Return each line of the records holding the string "期货官方价".

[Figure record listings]

——————

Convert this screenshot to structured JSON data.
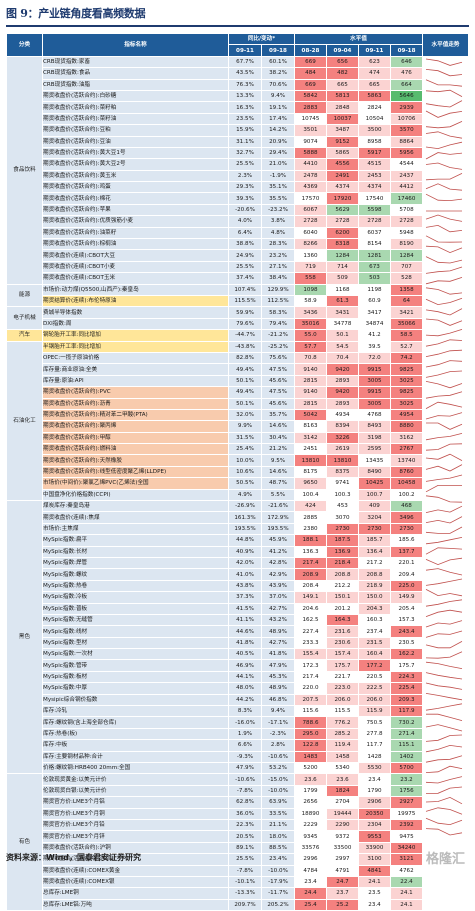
{
  "title": "图 9：产业链角度看高频数据",
  "source": "资料来源：Wind，国泰君安证券研究",
  "watermark": "格隆汇",
  "headers": {
    "category": "分类",
    "indicator": "指标名称",
    "yoy": "同比/变动*",
    "level": "水平值",
    "trend": "水平值走势",
    "dates_yoy": [
      "09-11",
      "09-18"
    ],
    "dates_level": [
      "08-28",
      "09-04",
      "09-11",
      "09-18"
    ]
  },
  "colors": {
    "header": "#1f5c99",
    "name_bg": "#dce6f1",
    "highlight": "#ffe699",
    "red": "#f4817f",
    "green": "#57bb6e"
  },
  "groups": [
    {
      "name": "食品饮料",
      "rows": [
        [
          "CRB现货指数:家畜",
          "67.7%",
          "60.1%",
          "669",
          "656",
          "623",
          "646",
          "r",
          "r",
          "p",
          "g"
        ],
        [
          "CRB现货指数:食品",
          "43.5%",
          "38.2%",
          "484",
          "482",
          "474",
          "476",
          "r",
          "r",
          "p",
          "p"
        ],
        [
          "CRB现货指数:油脂",
          "76.3%",
          "70.6%",
          "669",
          "665",
          "665",
          "664",
          "r",
          "p",
          "p",
          "g"
        ],
        [
          "期货收盘价(活跃合约):白砂糖",
          "13.3%",
          "9.4%",
          "5842",
          "5813",
          "5863",
          "5646",
          "r",
          "r",
          "r",
          "G"
        ],
        [
          "期货收盘价(活跃合约):菜籽粕",
          "16.3%",
          "19.1%",
          "2883",
          "2848",
          "2824",
          "2939",
          "r",
          "p",
          "w",
          "r"
        ],
        [
          "期货收盘价(活跃合约):菜籽油",
          "23.5%",
          "17.4%",
          "10745",
          "10037",
          "10504",
          "10706",
          "w",
          "r",
          "w",
          "p"
        ],
        [
          "期货收盘价(活跃合约):豆粕",
          "15.9%",
          "14.2%",
          "3501",
          "3487",
          "3500",
          "3570",
          "p",
          "p",
          "p",
          "r"
        ],
        [
          "期货收盘价(活跃合约):豆油",
          "31.1%",
          "20.9%",
          "9074",
          "9152",
          "8958",
          "8864",
          "w",
          "r",
          "w",
          "p"
        ],
        [
          "期货收盘价(活跃合约):黄大豆1号",
          "32.7%",
          "29.4%",
          "5888",
          "5865",
          "5917",
          "5956",
          "r",
          "p",
          "r",
          "r"
        ],
        [
          "期货收盘价(活跃合约):黄大豆2号",
          "25.5%",
          "21.0%",
          "4410",
          "4556",
          "4515",
          "4544",
          "p",
          "r",
          "p",
          "w"
        ],
        [
          "期货收盘价(活跃合约):黄玉米",
          "2.3%",
          "-1.9%",
          "2478",
          "2491",
          "2453",
          "2437",
          "p",
          "r",
          "p",
          "p"
        ],
        [
          "期货收盘价(活跃合约):鸡蛋",
          "29.3%",
          "35.1%",
          "4369",
          "4374",
          "4374",
          "4412",
          "p",
          "p",
          "p",
          "p"
        ],
        [
          "期货收盘价(活跃合约):棉花",
          "39.3%",
          "35.5%",
          "17570",
          "17920",
          "17540",
          "17460",
          "w",
          "r",
          "w",
          "g"
        ],
        [
          "期货收盘价(活跃合约):苹果",
          "-20.6%",
          "-23.2%",
          "6067",
          "5629",
          "5598",
          "5708",
          "p",
          "g",
          "g",
          "w"
        ],
        [
          "期货收盘价(活跃合约):优质强筋小麦",
          "4.0%",
          "3.8%",
          "2728",
          "2728",
          "2728",
          "2728",
          "p",
          "p",
          "p",
          "p"
        ],
        [
          "期货收盘价(活跃合约):油菜籽",
          "6.4%",
          "4.8%",
          "6040",
          "6200",
          "6037",
          "5948",
          "w",
          "r",
          "w",
          "w"
        ],
        [
          "期货收盘价(活跃合约):棕榈油",
          "38.8%",
          "28.3%",
          "8266",
          "8318",
          "8154",
          "8190",
          "p",
          "r",
          "w",
          "p"
        ],
        [
          "期货收盘价(连续):CBOT大豆",
          "24.9%",
          "23.2%",
          "1360",
          "1284",
          "1281",
          "1284",
          "w",
          "g",
          "g",
          "g"
        ],
        [
          "期货收盘价(连续):CBOT小麦",
          "25.5%",
          "27.1%",
          "719",
          "714",
          "673",
          "707",
          "p",
          "p",
          "g",
          "p"
        ],
        [
          "期货收盘价(连续):CBOT玉米",
          "37.4%",
          "38.4%",
          "558",
          "509",
          "503",
          "528",
          "r",
          "p",
          "g",
          "p"
        ]
      ]
    },
    {
      "name": "能源",
      "rows": [
        [
          "市场价:动力煤(Q5500,山西产):秦皇岛",
          "107.4%",
          "129.9%",
          "1098",
          "1168",
          "1198",
          "1358",
          "g",
          "w",
          "w",
          "r"
        ],
        [
          "期货结算价(连续):布伦特原油",
          "115.5%",
          "112.5%",
          "58.9",
          "61.3",
          "60.9",
          "64",
          "w",
          "r",
          "w",
          "r"
        ]
      ]
    },
    {
      "name": "电子机械",
      "rows": [
        [
          "费城半导体指数",
          "59.9%",
          "58.3%",
          "3436",
          "3431",
          "3417",
          "3421",
          "p",
          "p",
          "w",
          "p"
        ],
        [
          "DXI指数:周",
          "79.6%",
          "79.4%",
          "35016",
          "34778",
          "34874",
          "35066",
          "r",
          "w",
          "w",
          "r"
        ]
      ]
    },
    {
      "name": "汽车",
      "rows": [
        [
          "钢轮胎开工率:同比增加",
          "-44.7%",
          "-21.2%",
          "55.0",
          "50.1",
          "41.2",
          "58.5",
          "r",
          "p",
          "w",
          "r"
        ]
      ]
    },
    {
      "name": "石油化工",
      "rows": [
        [
          "半钢胎开工率:同比增加",
          "-43.8%",
          "-25.2%",
          "57.7",
          "54.5",
          "39.5",
          "52.7",
          "r",
          "p",
          "w",
          "p"
        ],
        [
          "OPEC:一揽子原油价格",
          "82.8%",
          "75.6%",
          "70.8",
          "70.4",
          "72.0",
          "74.2",
          "p",
          "p",
          "p",
          "r"
        ],
        [
          "库存量:商业原油:全美",
          "49.4%",
          "47.5%",
          "9140",
          "9420",
          "9915",
          "9825",
          "p",
          "r",
          "r",
          "r"
        ],
        [
          "库存量:原油:API",
          "50.1%",
          "45.6%",
          "2815",
          "2893",
          "3005",
          "3025",
          "p",
          "p",
          "r",
          "r"
        ],
        [
          "期货收盘价(活跃合约):PVC",
          "49.4%",
          "47.5%",
          "9140",
          "9420",
          "9915",
          "9825",
          "p",
          "r",
          "r",
          "r"
        ],
        [
          "期货收盘价(活跃合约):沥青",
          "50.1%",
          "45.6%",
          "2815",
          "2893",
          "3005",
          "3025",
          "p",
          "p",
          "r",
          "r"
        ],
        [
          "期货收盘价(活跃合约):精对苯二甲酸(PTA)",
          "32.0%",
          "35.7%",
          "5042",
          "4934",
          "4768",
          "4954",
          "r",
          "w",
          "w",
          "r"
        ],
        [
          "期货收盘价(活跃合约):聚丙烯",
          "9.9%",
          "14.6%",
          "8163",
          "8394",
          "8493",
          "8880",
          "w",
          "p",
          "p",
          "r"
        ],
        [
          "期货收盘价(活跃合约):甲醇",
          "31.5%",
          "30.4%",
          "3142",
          "3226",
          "3198",
          "3162",
          "p",
          "r",
          "p",
          "p"
        ],
        [
          "期货收盘价(活跃合约):燃料油",
          "25.4%",
          "21.2%",
          "2451",
          "2619",
          "2595",
          "2767",
          "w",
          "p",
          "p",
          "r"
        ],
        [
          "期货收盘价(活跃合约):天然橡胶",
          "10.0%",
          "9.5%",
          "13810",
          "13810",
          "13435",
          "13740",
          "r",
          "r",
          "w",
          "p"
        ],
        [
          "期货收盘价(活跃合约):线型低密度聚乙烯(LLDPE)",
          "10.6%",
          "14.6%",
          "8175",
          "8375",
          "8490",
          "8760",
          "w",
          "p",
          "p",
          "r"
        ],
        [
          "市场价(中间价):聚氯乙烯PVC(乙烯法)全国",
          "50.5%",
          "48.7%",
          "9650",
          "9741",
          "10425",
          "10458",
          "p",
          "w",
          "r",
          "r"
        ],
        [
          "中国盘净化价格指数(CCPI)",
          "4.9%",
          "5.5%",
          "100.4",
          "100.3",
          "100.7",
          "100.2",
          "w",
          "w",
          "p",
          "w"
        ]
      ]
    },
    {
      "name": "黑色",
      "rows": [
        [
          "煤炭库存:秦皇岛港",
          "-26.9%",
          "-21.6%",
          "424",
          "453",
          "409",
          "468",
          "p",
          "w",
          "p",
          "g"
        ],
        [
          "期货收盘价(连续):焦煤",
          "161.3%",
          "172.9%",
          "2885",
          "3070",
          "3204",
          "3496",
          "w",
          "w",
          "p",
          "r"
        ],
        [
          "市场价:主焦煤",
          "193.5%",
          "193.5%",
          "2380",
          "2730",
          "2730",
          "2730",
          "w",
          "r",
          "r",
          "r"
        ],
        [
          "MySpic指数:扁平",
          "44.8%",
          "45.9%",
          "188.1",
          "187.5",
          "185.7",
          "185.6",
          "r",
          "r",
          "p",
          "w"
        ],
        [
          "MySpic指数:长材",
          "40.9%",
          "41.2%",
          "136.3",
          "136.9",
          "136.4",
          "137.7",
          "w",
          "r",
          "p",
          "r"
        ],
        [
          "MySpic指数:焊管",
          "42.0%",
          "42.8%",
          "217.4",
          "218.4",
          "217.2",
          "220.1",
          "r",
          "r",
          "w",
          "w"
        ],
        [
          "MySpic指数:螺纹",
          "41.0%",
          "42.9%",
          "208.9",
          "208.8",
          "208.8",
          "209.4",
          "r",
          "p",
          "p",
          "w"
        ],
        [
          "MySpic指数:热卷",
          "43.8%",
          "43.9%",
          "208.4",
          "212.2",
          "218.9",
          "225.0",
          "w",
          "w",
          "p",
          "r"
        ],
        [
          "MySpic指数:冷板",
          "37.3%",
          "37.0%",
          "149.1",
          "150.1",
          "150.0",
          "149.9",
          "p",
          "p",
          "p",
          "p"
        ],
        [
          "MySpic指数:普板",
          "41.5%",
          "42.7%",
          "204.6",
          "201.2",
          "204.3",
          "205.4",
          "w",
          "w",
          "p",
          "w"
        ],
        [
          "MySpic指数:无缝管",
          "41.1%",
          "43.2%",
          "162.5",
          "164.3",
          "160.3",
          "157.3",
          "w",
          "r",
          "w",
          "w"
        ],
        [
          "MySpic指数:线材",
          "44.6%",
          "48.9%",
          "227.4",
          "231.6",
          "237.4",
          "243.4",
          "w",
          "p",
          "w",
          "r"
        ],
        [
          "MySpic指数:型材",
          "41.8%",
          "42.7%",
          "233.3",
          "230.6",
          "231.5",
          "230.5",
          "w",
          "p",
          "p",
          "w"
        ],
        [
          "MySpic指数:一次材",
          "40.5%",
          "41.8%",
          "155.4",
          "157.4",
          "160.4",
          "162.2",
          "p",
          "p",
          "p",
          "r"
        ],
        [
          "MySpic指数:管带",
          "46.9%",
          "47.9%",
          "172.3",
          "175.7",
          "177.2",
          "175.7",
          "w",
          "p",
          "r",
          "w"
        ],
        [
          "MySpic指数:板材",
          "44.1%",
          "45.3%",
          "217.4",
          "221.7",
          "220.5",
          "224.3",
          "w",
          "w",
          "w",
          "r"
        ],
        [
          "MySpic指数:中厚",
          "48.0%",
          "48.9%",
          "220.0",
          "223.0",
          "222.5",
          "225.4",
          "w",
          "p",
          "p",
          "r"
        ],
        [
          "Mysipic综合钢价指数",
          "44.2%",
          "46.8%",
          "207.5",
          "206.0",
          "206.0",
          "209.3",
          "p",
          "p",
          "p",
          "r"
        ],
        [
          "库存:冷轧",
          "8.3%",
          "9.4%",
          "115.6",
          "115.5",
          "115.9",
          "117.9",
          "w",
          "w",
          "p",
          "r"
        ],
        [
          "库存:螺纹钢(含上海全部仓库)",
          "-16.0%",
          "-17.1%",
          "788.6",
          "776.2",
          "750.5",
          "730.2",
          "r",
          "p",
          "w",
          "g"
        ],
        [
          "库存:热卷(板)",
          "1.9%",
          "-2.3%",
          "295.0",
          "285.2",
          "277.8",
          "271.4",
          "r",
          "p",
          "w",
          "g"
        ],
        [
          "库存:中板",
          "6.6%",
          "2.8%",
          "122.8",
          "119.4",
          "117.7",
          "115.1",
          "r",
          "p",
          "w",
          "g"
        ],
        [
          "库存:主要钢材品种:合计",
          "-9.3%",
          "-10.6%",
          "1483",
          "1458",
          "1428",
          "1402",
          "r",
          "p",
          "w",
          "g"
        ],
        [
          "价格:螺纹钢:HRB400 20mm:全国",
          "47.9%",
          "53.2%",
          "5200",
          "5340",
          "5530",
          "5700",
          "w",
          "w",
          "p",
          "r"
        ]
      ]
    },
    {
      "name": "有色",
      "rows": [
        [
          "伦敦现货黄金:以美元计价",
          "-10.6%",
          "-15.0%",
          "23.6",
          "23.6",
          "23.4",
          "23.2",
          "p",
          "p",
          "w",
          "g"
        ],
        [
          "伦敦现货白银:以美元计价",
          "-7.8%",
          "-10.0%",
          "1799",
          "1824",
          "1790",
          "1756",
          "w",
          "r",
          "w",
          "g"
        ],
        [
          "期货官方价:LME3个月铝",
          "62.8%",
          "63.9%",
          "2656",
          "2704",
          "2906",
          "2927",
          "w",
          "w",
          "p",
          "r"
        ],
        [
          "期货官方价:LME3个月铜",
          "36.0%",
          "33.5%",
          "18890",
          "19444",
          "20350",
          "19975",
          "w",
          "p",
          "r",
          "w"
        ],
        [
          "期货官方价:LME3个月铅",
          "22.3%",
          "21.1%",
          "2229",
          "2290",
          "2304",
          "2392",
          "w",
          "p",
          "p",
          "r"
        ],
        [
          "期货官方价:LME3个月锌",
          "20.5%",
          "18.0%",
          "9345",
          "9372",
          "9553",
          "9475",
          "w",
          "w",
          "r",
          "w"
        ],
        [
          "期货收盘价(活跃合约):沪铜",
          "89.1%",
          "88.5%",
          "33576",
          "33500",
          "33900",
          "34240",
          "w",
          "w",
          "p",
          "r"
        ],
        [
          "期货收盘价(活跃合约):沪铝",
          "25.5%",
          "23.4%",
          "2996",
          "2997",
          "3100",
          "3121",
          "w",
          "w",
          "p",
          "r"
        ],
        [
          "期货收盘价(连续):COMEX黄金",
          "-7.8%",
          "-10.0%",
          "4784",
          "4791",
          "4841",
          "4762",
          "w",
          "w",
          "r",
          "w"
        ],
        [
          "期货收盘价(连续):COMEX银",
          "-10.1%",
          "-17.9%",
          "23.4",
          "24.7",
          "24.1",
          "22.4",
          "w",
          "r",
          "p",
          "g"
        ],
        [
          "总库存:LME铜",
          "-13.3%",
          "-11.7%",
          "24.4",
          "23.7",
          "23.5",
          "24.1",
          "r",
          "p",
          "w",
          "p"
        ],
        [
          "总库存:LME铝:万吨",
          "209.7%",
          "205.2%",
          "25.4",
          "25.2",
          "23.4",
          "24.1",
          "r",
          "r",
          "w",
          "p"
        ]
      ]
    }
  ]
}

——————

• **Solution to the exercise**:
          "期货官方价:LME3个月铝",
          "期货官方价:LME3个月铜",
          "期货官方价:LME3个月铅",
          "期货官方价:LME3个月锌",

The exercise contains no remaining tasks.